=== Section Start ===

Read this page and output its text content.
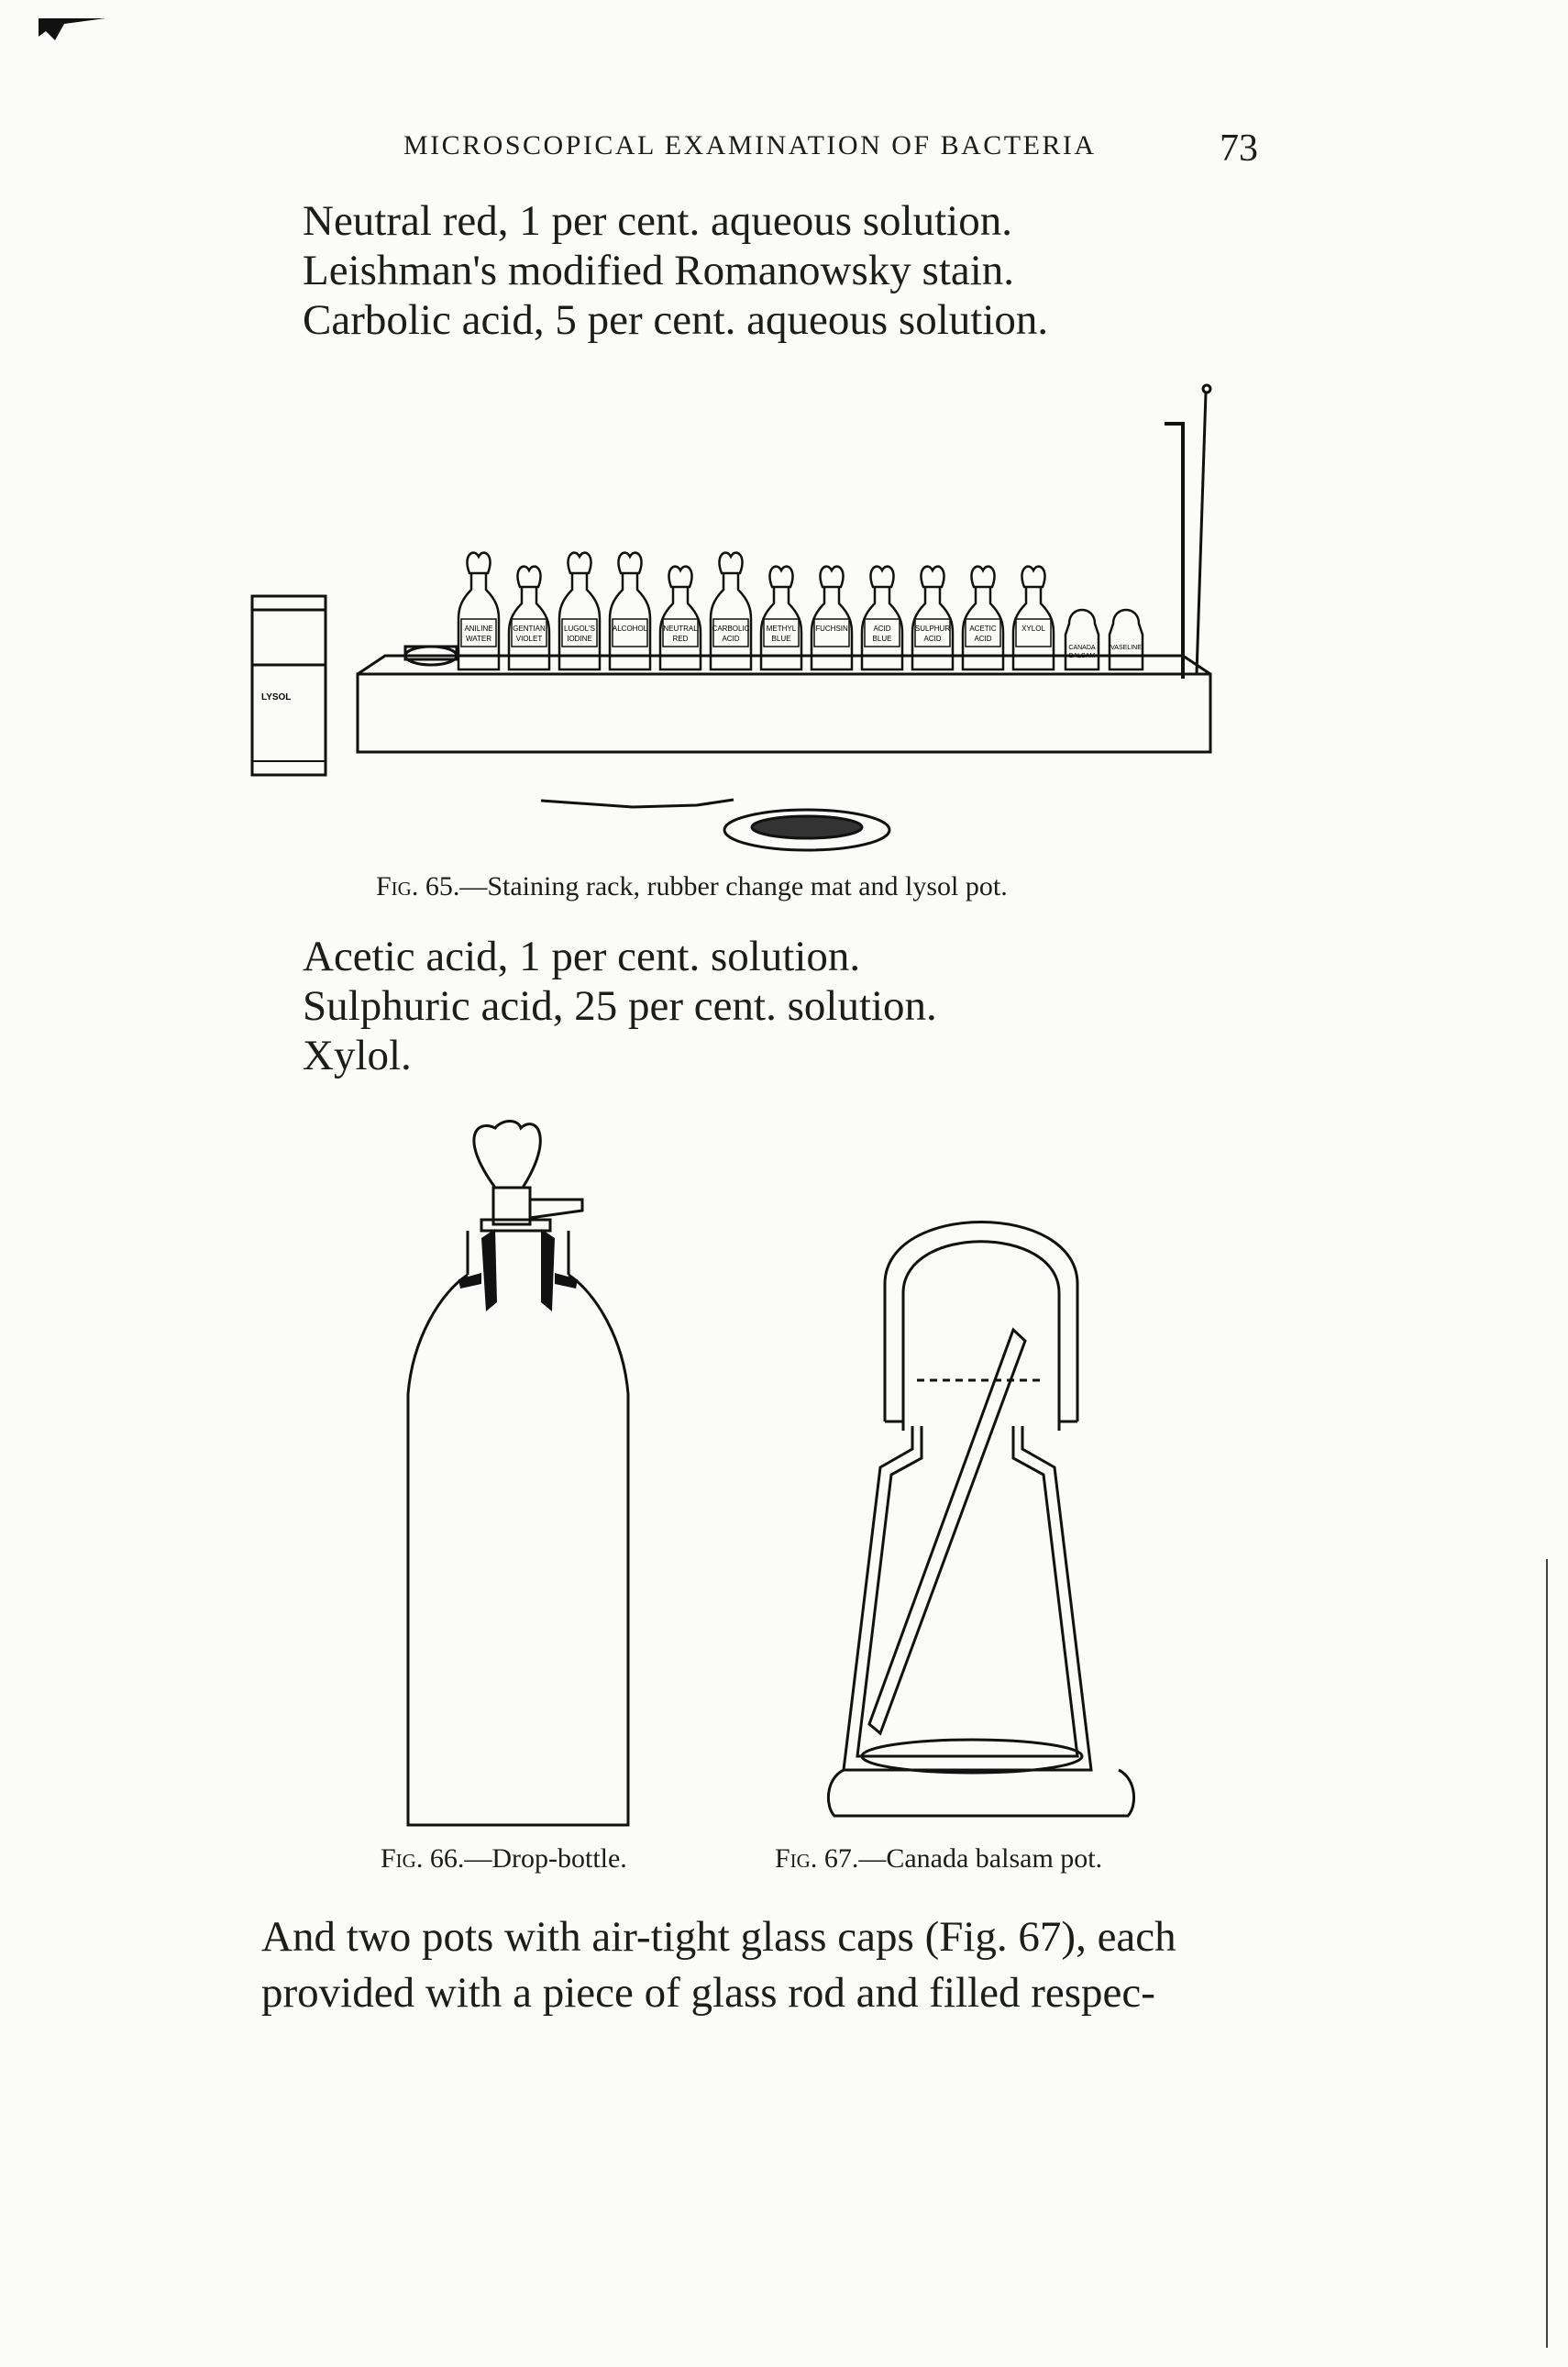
MICROSCOPICAL EXAMINATION OF BACTERIA	73
Neutral red, 1 per cent. aqueous solution.
Leishman's modified Romanowsky stain.
Carbolic acid, 5 per cent. aqueous solution.
LYSOL
ANILINE
WATER
GENTIAN
VIOLET
LUGOL'S
IODINE
ALCOHOL NEUTRAL
RED
CARBOLIC
ACID
METHYL
BLUE
FUCHSIN	ACID
BLUE
SULPHUR
ACID
ACETIC
ACID
XYLOL
CANADA
BALSAM
VASELINE
Fig. 65.—Staining rack, rubber change mat and lysol pot.
Acetic acid, 1 per cent. solution.
Sulphuric acid, 25 per cent. solution.
Xylol.
Fig. 66.—Drop-bottle.	Fig. 67.—Canada balsam pot.
And two pots with air-tight glass caps (Fig. 67), each
provided with a piece of glass rod and filled respec-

=== Section End ===

Task goal »
Everything in the entries except the pictures must be duplicated exactly.

Task answer »
Read this page and output its text content.
MICROSCOPICAL EXAMINATION OF BACTERIA	73
Neutral red, 1 per cent. aqueous solution.
Leishman's modified Romanowsky stain.
Carbolic acid, 5 per cent. aqueous solution.
LYSOL
ANILINE
WATER
GENTIAN
VIOLET
LUGOL'S
IODINE
ALCOHOL NEUTRAL
RED
CARBOLIC
ACID
METHYL
BLUE
FUCHSIN	ACID
BLUE
SULPHUR
ACID
ACETIC
ACID
XYLOL
CANADA
BALSAM
VASELINE
Fig. 65.—Staining rack, rubber change mat and lysol pot.
Acetic acid, 1 per cent. solution.
Sulphuric acid, 25 per cent. solution.
Xylol.
Fig. 66.—Drop-bottle.	Fig. 67.—Canada balsam pot.
And two pots with air-tight glass caps (Fig. 67), each
provided with a piece of glass rod and filled respec-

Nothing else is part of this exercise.